__Estratto del documento__:
◇ ◇ ◇ ◇ ◇

La legge regionale n. 14/2025 è stata approvata, la delibera attuativa è stata completata: le imprese marchigiane hanno oggi finalmente uno strumento reale di qualificazione e di future opportunità rispetto a bandi e contributi. UNCAI, di fronte a un fatto compiuto, sceglie di rincorrere distinzioni teoriche invece di misurarsi con i risultati. È singolare che chi da anni annuncia una riforma nazionale necessaria per arrivare ad una definizione e ad un riconoscimento chiaro e definitivo delle imprese agromeccaniche, obiettivo che riteniamo assolutamente fondamentale e necessario e su cui stiamo lavorando (fino a qualche mese fa, anche con un percorso condiviso da cui UNCAI si è sfilata), faccia affermazioni così riduttive e parziali su un problema che deve essere risolto a livello nazionale.

La norma marchigiana non nasce per confondere agricoltura e agromeccanica, ma per fotografare una realtà che nei territori è spesso più articolata delle definizioni da manuale. Esistono imprese agromeccaniche che coltivano anche superfici proprie ed esistono imprese agricole che offrono anche servizi conto terzi ed in questo caso con modalità diverse: in modo strutturato, organizzato, con un’attività a reddito d’impresa piuttosto che in regime di connessione. L'Albo marchigiano non abolisce la distinzione tra attività e impresa, ma la accerta caso per caso, non a caso ci sono sezioni diverse per tipologie di imprese diverse, sulla base dei requisiti fissati dalla legge stessa, evitando di lasciare fuori chi opera realmente nel settore e nello stesso tempo potendo permettere interventi mirati in funzione delle diverse tipologie di imprese iscritte.

"Un conto è scrivere comunicati sulla “purezza” delle categorie, un altro è rappresentare davvero le imprese che ogni giorno lavorano nei campi – dichiara il presidente di CAI Agromec, Gianni Dalla Bernardina –. La legge marchigiana non confonde nulla: non dice che chi coltiva è automaticamente agromeccanico, né il contrario, ma identifica chi svolge effettivamente attività agromeccanica, senza lasciare nessuno escluso per il solo gusto dello steccato ideologico. È un principio di sostanza, non di etichetta: se a qualcuno questo dà fastidio, il problema non è la legge delle Marche".

Non sfugge, peraltro, la tempistica delle critiche, arrivate solo a iter concluso e mai in fase di confronto istituzionale: un atteggiamento più utile ad apparire che a tutelare davvero la categoria.

◇ ◇ ◇ ◇ ◇

__Informazioni estratte__:

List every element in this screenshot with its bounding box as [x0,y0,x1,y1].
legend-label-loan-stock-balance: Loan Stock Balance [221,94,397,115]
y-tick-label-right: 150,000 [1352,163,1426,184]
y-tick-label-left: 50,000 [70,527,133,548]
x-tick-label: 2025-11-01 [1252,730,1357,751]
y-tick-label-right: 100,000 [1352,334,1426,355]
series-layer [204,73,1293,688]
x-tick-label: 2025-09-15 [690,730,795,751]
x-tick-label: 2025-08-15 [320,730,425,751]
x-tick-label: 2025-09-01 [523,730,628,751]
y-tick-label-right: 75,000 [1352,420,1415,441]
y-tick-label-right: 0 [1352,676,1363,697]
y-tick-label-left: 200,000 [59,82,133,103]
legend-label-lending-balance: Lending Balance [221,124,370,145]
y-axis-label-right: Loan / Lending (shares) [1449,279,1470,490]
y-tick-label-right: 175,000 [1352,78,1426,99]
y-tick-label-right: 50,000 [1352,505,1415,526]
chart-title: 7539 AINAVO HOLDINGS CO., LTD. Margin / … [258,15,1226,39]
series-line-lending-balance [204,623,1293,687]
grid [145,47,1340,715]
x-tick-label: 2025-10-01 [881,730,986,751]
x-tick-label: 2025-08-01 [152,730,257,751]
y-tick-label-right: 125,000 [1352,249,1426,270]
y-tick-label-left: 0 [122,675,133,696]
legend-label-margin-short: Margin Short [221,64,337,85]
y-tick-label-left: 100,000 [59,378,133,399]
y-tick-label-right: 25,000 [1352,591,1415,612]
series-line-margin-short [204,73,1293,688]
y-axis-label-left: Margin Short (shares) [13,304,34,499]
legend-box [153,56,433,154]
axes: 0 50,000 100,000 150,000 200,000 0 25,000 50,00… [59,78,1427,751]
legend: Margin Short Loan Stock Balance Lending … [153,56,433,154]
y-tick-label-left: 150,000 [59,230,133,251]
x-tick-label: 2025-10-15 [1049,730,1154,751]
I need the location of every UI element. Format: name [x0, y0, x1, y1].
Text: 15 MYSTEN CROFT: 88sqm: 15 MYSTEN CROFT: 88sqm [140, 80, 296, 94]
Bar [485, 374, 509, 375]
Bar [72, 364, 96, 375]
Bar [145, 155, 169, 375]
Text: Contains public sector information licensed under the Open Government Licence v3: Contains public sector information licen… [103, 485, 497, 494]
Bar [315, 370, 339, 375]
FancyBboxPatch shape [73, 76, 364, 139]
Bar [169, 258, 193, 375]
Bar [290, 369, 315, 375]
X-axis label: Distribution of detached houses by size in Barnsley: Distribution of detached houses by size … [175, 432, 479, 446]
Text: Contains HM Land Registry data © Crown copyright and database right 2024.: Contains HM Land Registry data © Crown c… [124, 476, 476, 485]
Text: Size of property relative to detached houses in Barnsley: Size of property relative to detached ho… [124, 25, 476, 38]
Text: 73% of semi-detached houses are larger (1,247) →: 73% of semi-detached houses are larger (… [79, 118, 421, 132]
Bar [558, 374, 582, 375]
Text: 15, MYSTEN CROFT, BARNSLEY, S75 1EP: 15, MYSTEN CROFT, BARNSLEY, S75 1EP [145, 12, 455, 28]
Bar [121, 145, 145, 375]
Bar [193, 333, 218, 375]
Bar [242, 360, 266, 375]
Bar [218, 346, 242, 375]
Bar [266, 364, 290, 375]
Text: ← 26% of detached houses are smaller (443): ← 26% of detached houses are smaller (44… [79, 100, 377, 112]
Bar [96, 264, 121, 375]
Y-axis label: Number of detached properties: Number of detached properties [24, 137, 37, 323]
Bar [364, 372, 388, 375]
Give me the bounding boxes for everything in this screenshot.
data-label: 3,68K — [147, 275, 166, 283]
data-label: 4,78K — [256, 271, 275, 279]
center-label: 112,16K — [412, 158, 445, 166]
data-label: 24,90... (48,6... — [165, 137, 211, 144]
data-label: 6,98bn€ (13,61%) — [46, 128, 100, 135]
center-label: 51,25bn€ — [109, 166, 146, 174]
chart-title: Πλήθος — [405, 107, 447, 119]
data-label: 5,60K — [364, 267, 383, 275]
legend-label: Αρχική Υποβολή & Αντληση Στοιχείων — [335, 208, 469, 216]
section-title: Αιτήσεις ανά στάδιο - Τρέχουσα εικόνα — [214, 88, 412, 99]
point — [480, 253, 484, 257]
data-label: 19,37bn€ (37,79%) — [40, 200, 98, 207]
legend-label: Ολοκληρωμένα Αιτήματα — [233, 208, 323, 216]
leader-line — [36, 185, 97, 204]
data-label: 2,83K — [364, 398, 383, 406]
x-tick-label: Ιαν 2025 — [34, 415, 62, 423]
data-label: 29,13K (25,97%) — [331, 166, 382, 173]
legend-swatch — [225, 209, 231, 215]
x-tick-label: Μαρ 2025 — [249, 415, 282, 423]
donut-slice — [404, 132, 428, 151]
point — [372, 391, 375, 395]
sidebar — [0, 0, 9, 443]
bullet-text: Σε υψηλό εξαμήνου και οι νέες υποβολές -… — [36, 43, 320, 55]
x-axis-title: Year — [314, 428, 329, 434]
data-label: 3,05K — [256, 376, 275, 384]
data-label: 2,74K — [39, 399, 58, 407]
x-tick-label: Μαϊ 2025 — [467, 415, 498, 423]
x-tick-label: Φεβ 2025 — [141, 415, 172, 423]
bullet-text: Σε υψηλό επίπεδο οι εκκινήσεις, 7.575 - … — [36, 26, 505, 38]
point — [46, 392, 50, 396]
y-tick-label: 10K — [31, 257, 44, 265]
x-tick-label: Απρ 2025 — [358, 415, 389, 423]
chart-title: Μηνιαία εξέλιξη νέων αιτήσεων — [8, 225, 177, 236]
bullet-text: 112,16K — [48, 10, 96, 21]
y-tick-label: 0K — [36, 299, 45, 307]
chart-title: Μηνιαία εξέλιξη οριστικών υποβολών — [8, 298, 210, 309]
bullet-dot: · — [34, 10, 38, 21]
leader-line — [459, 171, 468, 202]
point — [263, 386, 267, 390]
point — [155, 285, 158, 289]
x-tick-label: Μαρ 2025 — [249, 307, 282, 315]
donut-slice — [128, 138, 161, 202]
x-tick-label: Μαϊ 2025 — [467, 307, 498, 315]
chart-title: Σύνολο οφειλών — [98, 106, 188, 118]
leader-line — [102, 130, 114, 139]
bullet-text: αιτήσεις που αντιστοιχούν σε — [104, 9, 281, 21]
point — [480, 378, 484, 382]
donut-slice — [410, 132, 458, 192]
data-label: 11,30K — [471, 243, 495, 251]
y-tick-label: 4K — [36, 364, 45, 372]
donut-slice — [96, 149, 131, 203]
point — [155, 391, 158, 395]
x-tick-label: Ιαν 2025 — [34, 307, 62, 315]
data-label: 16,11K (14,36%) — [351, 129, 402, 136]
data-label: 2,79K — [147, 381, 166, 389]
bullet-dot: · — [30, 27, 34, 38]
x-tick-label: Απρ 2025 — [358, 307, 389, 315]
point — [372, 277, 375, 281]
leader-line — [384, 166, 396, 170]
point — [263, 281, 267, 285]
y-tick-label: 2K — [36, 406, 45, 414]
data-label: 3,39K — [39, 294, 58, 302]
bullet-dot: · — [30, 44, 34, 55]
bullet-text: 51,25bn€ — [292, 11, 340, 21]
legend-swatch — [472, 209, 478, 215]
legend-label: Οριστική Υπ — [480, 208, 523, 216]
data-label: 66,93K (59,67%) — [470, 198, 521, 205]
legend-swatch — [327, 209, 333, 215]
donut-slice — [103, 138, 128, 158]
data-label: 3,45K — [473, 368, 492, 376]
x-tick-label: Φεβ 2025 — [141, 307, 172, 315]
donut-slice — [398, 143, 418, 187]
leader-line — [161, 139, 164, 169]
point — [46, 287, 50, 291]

◇ ◇ ◇ ◇ ◇

__Requisiti dell'esercizio__:
1) Elenca tutte le organizzazioni e le persone indicate per nome nell'estratto.
2) Riscrivi sotto forma di elenco puntato il paragrafo dell'estratto che inizia con "La norma marchigiana non nasce", conservandone i fatti principali.

__Risposte alle consegne__:
1)
UNCAI
CAI Agromec
Gianni Dalla Bernardina

2)
- La norma marchigiana non intende confondere agricoltura e agromeccanica. Vuole descrivere una realtà dei territori più articolata delle definizioni da manuale.
- Esistono imprese agromeccaniche che coltivano anche superfici proprie.
- Esistono imprese agricole che offrono anche servizi conto terzi, in modo strutturato e organizzato, con reddito d'impresa anziché in regime di connessione.
- L'Albo marchigiano non abolisce la distinzione tra attività e impresa. La accerta caso per caso, con sezioni diverse per tipologie di imprese diverse e in base ai requisiti fissati dalla legge.
- In questo modo non lascia fuori chi opera realmente nel settore e permette interventi mirati secondo le tipologie di imprese iscritte.